[START]

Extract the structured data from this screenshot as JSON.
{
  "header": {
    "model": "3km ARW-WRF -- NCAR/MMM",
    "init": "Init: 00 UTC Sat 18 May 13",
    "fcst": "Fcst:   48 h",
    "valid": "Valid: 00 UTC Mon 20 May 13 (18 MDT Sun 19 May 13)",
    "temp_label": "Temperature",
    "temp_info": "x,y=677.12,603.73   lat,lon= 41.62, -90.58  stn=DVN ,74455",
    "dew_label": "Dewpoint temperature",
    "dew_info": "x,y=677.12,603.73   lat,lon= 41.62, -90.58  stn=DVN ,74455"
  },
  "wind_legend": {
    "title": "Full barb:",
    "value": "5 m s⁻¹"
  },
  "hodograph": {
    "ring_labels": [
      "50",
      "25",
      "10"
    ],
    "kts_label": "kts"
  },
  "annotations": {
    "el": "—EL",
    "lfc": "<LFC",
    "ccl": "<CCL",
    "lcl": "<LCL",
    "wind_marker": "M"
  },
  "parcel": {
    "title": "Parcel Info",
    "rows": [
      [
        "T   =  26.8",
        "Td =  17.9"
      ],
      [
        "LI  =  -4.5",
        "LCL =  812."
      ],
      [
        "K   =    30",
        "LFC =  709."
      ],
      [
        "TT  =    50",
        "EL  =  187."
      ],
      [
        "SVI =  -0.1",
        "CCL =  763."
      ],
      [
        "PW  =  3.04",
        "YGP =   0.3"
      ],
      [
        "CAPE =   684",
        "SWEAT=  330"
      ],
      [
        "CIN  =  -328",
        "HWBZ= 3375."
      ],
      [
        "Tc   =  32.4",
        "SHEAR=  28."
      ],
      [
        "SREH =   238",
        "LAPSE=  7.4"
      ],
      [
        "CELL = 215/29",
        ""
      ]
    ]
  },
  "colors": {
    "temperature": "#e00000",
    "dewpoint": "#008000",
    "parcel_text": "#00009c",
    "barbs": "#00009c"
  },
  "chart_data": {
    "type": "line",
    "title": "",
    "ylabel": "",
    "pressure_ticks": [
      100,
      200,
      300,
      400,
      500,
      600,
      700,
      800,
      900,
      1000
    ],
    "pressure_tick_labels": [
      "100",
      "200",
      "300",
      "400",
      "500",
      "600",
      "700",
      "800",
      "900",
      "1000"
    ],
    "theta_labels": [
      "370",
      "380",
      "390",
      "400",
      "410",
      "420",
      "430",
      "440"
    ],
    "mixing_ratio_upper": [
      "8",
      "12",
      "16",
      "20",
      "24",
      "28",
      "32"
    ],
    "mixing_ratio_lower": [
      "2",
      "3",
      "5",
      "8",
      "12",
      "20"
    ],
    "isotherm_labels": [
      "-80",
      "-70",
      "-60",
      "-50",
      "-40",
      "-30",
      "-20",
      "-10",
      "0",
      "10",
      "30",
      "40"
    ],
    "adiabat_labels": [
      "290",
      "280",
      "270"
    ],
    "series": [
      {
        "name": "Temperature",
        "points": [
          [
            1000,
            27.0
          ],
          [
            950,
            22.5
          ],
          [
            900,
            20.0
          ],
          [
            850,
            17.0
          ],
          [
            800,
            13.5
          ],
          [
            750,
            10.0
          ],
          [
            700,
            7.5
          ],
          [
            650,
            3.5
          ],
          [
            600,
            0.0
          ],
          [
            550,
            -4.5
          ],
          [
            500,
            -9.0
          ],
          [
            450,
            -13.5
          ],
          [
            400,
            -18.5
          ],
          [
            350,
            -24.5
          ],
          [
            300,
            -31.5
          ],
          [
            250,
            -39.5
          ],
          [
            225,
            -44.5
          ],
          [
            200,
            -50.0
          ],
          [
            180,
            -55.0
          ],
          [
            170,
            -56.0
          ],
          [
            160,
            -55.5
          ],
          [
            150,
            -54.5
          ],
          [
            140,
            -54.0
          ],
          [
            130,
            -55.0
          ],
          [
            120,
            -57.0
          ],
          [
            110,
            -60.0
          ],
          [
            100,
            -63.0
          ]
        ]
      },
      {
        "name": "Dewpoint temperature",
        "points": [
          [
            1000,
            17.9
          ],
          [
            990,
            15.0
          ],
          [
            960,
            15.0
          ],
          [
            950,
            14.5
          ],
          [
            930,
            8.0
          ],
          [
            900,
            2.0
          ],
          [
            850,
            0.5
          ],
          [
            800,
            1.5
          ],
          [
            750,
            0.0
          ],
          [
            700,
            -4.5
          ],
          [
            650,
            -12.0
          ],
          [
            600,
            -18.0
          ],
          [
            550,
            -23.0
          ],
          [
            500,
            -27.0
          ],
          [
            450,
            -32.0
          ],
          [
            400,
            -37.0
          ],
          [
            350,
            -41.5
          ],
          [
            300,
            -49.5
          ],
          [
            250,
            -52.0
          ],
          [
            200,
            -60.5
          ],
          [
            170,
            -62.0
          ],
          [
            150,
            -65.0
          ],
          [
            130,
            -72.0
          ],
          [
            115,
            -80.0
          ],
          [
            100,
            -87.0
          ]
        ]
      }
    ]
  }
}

[END]

#### SHORT EXERCISE
Recite the full listing above exactly.

#### WRITTEN SOLUTION
Extract the structured data from this screenshot as JSON.
{
  "header": {
    "model": "3km ARW-WRF -- NCAR/MMM",
    "init": "Init: 00 UTC Sat 18 May 13",
    "fcst": "Fcst:   48 h",
    "valid": "Valid: 00 UTC Mon 20 May 13 (18 MDT Sun 19 May 13)",
    "temp_label": "Temperature",
    "temp_info": "x,y=677.12,603.73   lat,lon= 41.62, -90.58  stn=DVN ,74455",
    "dew_label": "Dewpoint temperature",
    "dew_info": "x,y=677.12,603.73   lat,lon= 41.62, -90.58  stn=DVN ,74455"
  },
  "wind_legend": {
    "title": "Full barb:",
    "value": "5 m s⁻¹"
  },
  "hodograph": {
    "ring_labels": [
      "50",
      "25",
      "10"
    ],
    "kts_label": "kts"
  },
  "annotations": {
    "el": "—EL",
    "lfc": "<LFC",
    "ccl": "<CCL",
    "lcl": "<LCL",
    "wind_marker": "M"
  },
  "parcel": {
    "title": "Parcel Info",
    "rows": [
      [
        "T   =  26.8",
        "Td =  17.9"
      ],
      [
        "LI  =  -4.5",
        "LCL =  812."
      ],
      [
        "K   =    30",
        "LFC =  709."
      ],
      [
        "TT  =    50",
        "EL  =  187."
      ],
      [
        "SVI =  -0.1",
        "CCL =  763."
      ],
      [
        "PW  =  3.04",
        "YGP =   0.3"
      ],
      [
        "CAPE =   684",
        "SWEAT=  330"
      ],
      [
        "CIN  =  -328",
        "HWBZ= 3375."
      ],
      [
        "Tc   =  32.4",
        "SHEAR=  28."
      ],
      [
        "SREH =   238",
        "LAPSE=  7.4"
      ],
      [
        "CELL = 215/29",
        ""
      ]
    ]
  },
  "colors": {
    "temperature": "#e00000",
    "dewpoint": "#008000",
    "parcel_text": "#00009c",
    "barbs": "#00009c"
  },
  "chart_data": {
    "type": "line",
    "title": "",
    "ylabel": "",
    "pressure_ticks": [
      100,
      200,
      300,
      400,
      500,
      600,
      700,
      800,
      900,
      1000
    ],
    "pressure_tick_labels": [
      "100",
      "200",
      "300",
      "400",
      "500",
      "600",
      "700",
      "800",
      "900",
      "1000"
    ],
    "theta_labels": [
      "370",
      "380",
      "390",
      "400",
      "410",
      "420",
      "430",
      "440"
    ],
    "mixing_ratio_upper": [
      "8",
      "12",
      "16",
      "20",
      "24",
      "28",
      "32"
    ],
    "mixing_ratio_lower": [
      "2",
      "3",
      "5",
      "8",
      "12",
      "20"
    ],
    "isotherm_labels": [
      "-80",
      "-70",
      "-60",
      "-50",
      "-40",
      "-30",
      "-20",
      "-10",
      "0",
      "10",
      "30",
      "40"
    ],
    "adiabat_labels": [
      "290",
      "280",
      "270"
    ],
    "series": [
      {
        "name": "Temperature",
        "points": [
          [
            1000,
            27.0
          ],
          [
            950,
            22.5
          ],
          [
            900,
            20.0
          ],
          [
            850,
            17.0
          ],
          [
            800,
            13.5
          ],
          [
            750,
            10.0
          ],
          [
            700,
            7.5
          ],
          [
            650,
            3.5
          ],
          [
            600,
            0.0
          ],
          [
            550,
            -4.5
          ],
          [
            500,
            -9.0
          ],
          [
            450,
            -13.5
          ],
          [
            400,
            -18.5
          ],
          [
            350,
            -24.5
          ],
          [
            300,
            -31.5
          ],
          [
            250,
            -39.5
          ],
          [
            225,
            -44.5
          ],
          [
            200,
            -50.0
          ],
          [
            180,
            -55.0
          ],
          [
            170,
            -56.0
          ],
          [
            160,
            -55.5
          ],
          [
            150,
            -54.5
          ],
          [
            140,
            -54.0
          ],
          [
            130,
            -55.0
          ],
          [
            120,
            -57.0
          ],
          [
            110,
            -60.0
          ],
          [
            100,
            -63.0
          ]
        ]
      },
      {
        "name": "Dewpoint temperature",
        "points": [
          [
            1000,
            17.9
          ],
          [
            990,
            15.0
          ],
          [
            960,
            15.0
          ],
          [
            950,
            14.5
          ],
          [
            930,
            8.0
          ],
          [
            900,
            2.0
          ],
          [
            850,
            0.5
          ],
          [
            800,
            1.5
          ],
          [
            750,
            0.0
          ],
          [
            700,
            -4.5
          ],
          [
            650,
            -12.0
          ],
          [
            600,
            -18.0
          ],
          [
            550,
            -23.0
          ],
          [
            500,
            -27.0
          ],
          [
            450,
            -32.0
          ],
          [
            400,
            -37.0
          ],
          [
            350,
            -41.5
          ],
          [
            300,
            -49.5
          ],
          [
            250,
            -52.0
          ],
          [
            200,
            -60.5
          ],
          [
            170,
            -62.0
          ],
          [
            150,
            -65.0
          ],
          [
            130,
            -72.0
          ],
          [
            115,
            -80.0
          ],
          [
            100,
            -87.0
          ]
        ]
      }
    ]
  }
}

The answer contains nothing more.